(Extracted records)
○ ○ ○ ○
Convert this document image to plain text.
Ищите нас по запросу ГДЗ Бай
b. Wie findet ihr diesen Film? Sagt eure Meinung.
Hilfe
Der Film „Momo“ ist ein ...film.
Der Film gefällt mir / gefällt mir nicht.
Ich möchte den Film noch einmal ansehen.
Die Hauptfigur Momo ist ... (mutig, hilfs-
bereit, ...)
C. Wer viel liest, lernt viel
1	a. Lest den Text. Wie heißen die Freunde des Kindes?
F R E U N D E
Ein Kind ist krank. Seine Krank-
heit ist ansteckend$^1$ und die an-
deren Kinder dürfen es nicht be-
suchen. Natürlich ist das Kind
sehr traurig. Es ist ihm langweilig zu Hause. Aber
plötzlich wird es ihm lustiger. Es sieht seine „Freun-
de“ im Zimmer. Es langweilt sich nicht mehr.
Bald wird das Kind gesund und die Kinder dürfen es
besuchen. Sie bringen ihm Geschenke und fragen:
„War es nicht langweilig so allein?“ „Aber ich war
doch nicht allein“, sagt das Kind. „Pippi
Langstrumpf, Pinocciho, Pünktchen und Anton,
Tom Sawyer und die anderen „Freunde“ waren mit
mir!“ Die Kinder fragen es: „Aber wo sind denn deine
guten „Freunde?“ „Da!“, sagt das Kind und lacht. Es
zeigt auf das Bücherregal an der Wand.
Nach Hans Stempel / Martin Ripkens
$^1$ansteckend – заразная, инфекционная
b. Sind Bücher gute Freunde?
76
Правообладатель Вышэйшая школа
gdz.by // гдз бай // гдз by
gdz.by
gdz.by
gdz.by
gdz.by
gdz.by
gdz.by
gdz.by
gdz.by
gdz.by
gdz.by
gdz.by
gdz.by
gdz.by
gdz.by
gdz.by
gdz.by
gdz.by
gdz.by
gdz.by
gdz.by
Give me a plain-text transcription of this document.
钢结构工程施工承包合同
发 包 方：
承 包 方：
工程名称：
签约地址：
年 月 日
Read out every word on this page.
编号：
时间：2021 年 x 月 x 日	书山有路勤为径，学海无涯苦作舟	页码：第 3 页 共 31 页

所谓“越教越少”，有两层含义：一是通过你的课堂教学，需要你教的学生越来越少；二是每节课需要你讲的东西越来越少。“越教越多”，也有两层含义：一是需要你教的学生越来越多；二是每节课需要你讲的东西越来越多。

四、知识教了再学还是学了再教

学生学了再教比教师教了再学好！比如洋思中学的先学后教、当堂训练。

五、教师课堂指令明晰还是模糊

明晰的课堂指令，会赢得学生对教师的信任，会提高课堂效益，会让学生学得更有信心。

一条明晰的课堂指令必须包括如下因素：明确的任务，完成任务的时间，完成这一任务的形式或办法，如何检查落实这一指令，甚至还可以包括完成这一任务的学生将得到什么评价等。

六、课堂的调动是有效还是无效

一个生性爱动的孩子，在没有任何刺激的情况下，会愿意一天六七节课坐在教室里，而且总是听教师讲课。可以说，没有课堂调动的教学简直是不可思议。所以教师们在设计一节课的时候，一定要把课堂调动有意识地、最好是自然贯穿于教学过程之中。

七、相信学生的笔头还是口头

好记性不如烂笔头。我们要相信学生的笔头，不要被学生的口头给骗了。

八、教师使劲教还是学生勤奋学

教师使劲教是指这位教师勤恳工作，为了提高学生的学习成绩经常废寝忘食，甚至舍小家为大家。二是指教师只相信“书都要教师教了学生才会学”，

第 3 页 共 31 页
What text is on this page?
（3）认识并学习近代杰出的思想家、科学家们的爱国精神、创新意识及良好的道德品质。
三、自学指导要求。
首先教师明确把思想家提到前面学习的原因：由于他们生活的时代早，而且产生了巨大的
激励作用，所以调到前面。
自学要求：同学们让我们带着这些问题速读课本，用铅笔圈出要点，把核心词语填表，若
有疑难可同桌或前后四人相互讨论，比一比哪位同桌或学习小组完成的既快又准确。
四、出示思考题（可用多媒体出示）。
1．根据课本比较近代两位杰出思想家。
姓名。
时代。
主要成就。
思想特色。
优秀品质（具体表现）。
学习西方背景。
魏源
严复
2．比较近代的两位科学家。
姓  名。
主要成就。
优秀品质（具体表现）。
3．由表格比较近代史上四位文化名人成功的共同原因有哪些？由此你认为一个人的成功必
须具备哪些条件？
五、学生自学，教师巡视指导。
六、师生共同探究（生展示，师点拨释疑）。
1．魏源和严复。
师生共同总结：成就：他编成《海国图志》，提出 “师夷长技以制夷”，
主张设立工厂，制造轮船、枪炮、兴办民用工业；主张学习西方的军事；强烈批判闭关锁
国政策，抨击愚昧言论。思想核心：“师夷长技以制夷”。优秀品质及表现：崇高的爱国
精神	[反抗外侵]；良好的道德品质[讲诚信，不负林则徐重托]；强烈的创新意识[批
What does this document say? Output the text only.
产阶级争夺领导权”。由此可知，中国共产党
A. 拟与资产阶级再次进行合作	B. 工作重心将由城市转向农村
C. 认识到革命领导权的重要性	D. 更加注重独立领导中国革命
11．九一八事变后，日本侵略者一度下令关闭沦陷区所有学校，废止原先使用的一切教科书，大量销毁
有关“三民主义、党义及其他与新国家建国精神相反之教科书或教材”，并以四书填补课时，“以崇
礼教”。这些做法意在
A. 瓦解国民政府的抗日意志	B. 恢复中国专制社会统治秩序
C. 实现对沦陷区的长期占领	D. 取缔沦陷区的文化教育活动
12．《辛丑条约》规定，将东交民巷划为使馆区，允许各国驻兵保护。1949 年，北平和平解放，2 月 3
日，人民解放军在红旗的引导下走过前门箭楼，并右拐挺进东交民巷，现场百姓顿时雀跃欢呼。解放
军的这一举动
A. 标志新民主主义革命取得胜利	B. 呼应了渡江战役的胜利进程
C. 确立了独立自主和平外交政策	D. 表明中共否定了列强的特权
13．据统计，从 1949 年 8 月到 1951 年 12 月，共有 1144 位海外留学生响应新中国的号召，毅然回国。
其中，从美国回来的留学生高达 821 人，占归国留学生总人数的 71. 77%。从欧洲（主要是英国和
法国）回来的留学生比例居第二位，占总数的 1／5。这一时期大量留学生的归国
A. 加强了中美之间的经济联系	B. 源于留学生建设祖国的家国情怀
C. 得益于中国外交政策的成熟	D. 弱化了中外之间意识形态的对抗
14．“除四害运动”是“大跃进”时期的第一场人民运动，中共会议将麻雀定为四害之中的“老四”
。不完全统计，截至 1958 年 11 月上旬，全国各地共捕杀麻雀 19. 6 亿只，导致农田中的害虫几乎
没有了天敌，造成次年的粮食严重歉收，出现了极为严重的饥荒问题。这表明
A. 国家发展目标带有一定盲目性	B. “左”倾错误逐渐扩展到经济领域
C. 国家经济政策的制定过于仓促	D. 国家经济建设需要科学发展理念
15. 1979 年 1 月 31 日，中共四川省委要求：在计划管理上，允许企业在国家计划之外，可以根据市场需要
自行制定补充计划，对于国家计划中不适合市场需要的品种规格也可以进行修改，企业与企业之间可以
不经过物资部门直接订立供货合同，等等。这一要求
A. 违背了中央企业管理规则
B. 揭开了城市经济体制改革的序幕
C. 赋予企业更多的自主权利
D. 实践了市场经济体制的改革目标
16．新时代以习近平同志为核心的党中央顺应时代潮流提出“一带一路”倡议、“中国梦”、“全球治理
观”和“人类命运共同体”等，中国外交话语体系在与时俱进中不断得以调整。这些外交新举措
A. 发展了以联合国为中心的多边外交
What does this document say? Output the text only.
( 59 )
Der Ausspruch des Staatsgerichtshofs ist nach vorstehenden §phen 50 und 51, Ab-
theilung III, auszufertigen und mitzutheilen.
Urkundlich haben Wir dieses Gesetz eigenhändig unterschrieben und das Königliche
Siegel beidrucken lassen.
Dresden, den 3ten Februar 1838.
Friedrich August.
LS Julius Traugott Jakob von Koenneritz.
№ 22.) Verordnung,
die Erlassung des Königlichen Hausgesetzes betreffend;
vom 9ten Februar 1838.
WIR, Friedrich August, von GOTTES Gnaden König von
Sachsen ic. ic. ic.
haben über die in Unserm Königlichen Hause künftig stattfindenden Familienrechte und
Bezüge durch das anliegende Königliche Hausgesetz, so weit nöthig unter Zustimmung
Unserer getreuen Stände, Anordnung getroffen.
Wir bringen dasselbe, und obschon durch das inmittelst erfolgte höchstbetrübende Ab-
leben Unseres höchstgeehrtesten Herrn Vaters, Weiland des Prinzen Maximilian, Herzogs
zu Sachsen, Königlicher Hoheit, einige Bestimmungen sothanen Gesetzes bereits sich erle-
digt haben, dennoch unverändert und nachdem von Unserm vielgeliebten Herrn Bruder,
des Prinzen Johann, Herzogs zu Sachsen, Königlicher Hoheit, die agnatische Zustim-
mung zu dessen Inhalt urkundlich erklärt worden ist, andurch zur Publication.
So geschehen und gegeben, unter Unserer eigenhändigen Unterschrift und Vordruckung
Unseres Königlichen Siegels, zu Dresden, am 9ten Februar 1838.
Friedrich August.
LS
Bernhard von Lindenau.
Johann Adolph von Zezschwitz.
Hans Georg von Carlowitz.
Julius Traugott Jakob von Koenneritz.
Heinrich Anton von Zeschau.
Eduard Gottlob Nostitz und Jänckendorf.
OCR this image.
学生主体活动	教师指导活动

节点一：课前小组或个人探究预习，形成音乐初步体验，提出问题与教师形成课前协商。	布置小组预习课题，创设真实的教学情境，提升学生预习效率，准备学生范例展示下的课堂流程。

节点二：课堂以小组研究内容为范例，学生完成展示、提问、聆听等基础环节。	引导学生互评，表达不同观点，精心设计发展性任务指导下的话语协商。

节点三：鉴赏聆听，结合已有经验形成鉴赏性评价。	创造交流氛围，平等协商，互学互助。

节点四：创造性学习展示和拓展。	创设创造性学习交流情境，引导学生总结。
○ ○ ○ ○
Your task — Look through the entries above; copy every line holding the string "this".

Expected answer —
Convert this document image to plain text.
Give me a plain-text transcription of this document.
Read out every word on this page.
What text is on this page?
What does this document say? Output the text only.
What does this document say? Output the text only.
OCR this image.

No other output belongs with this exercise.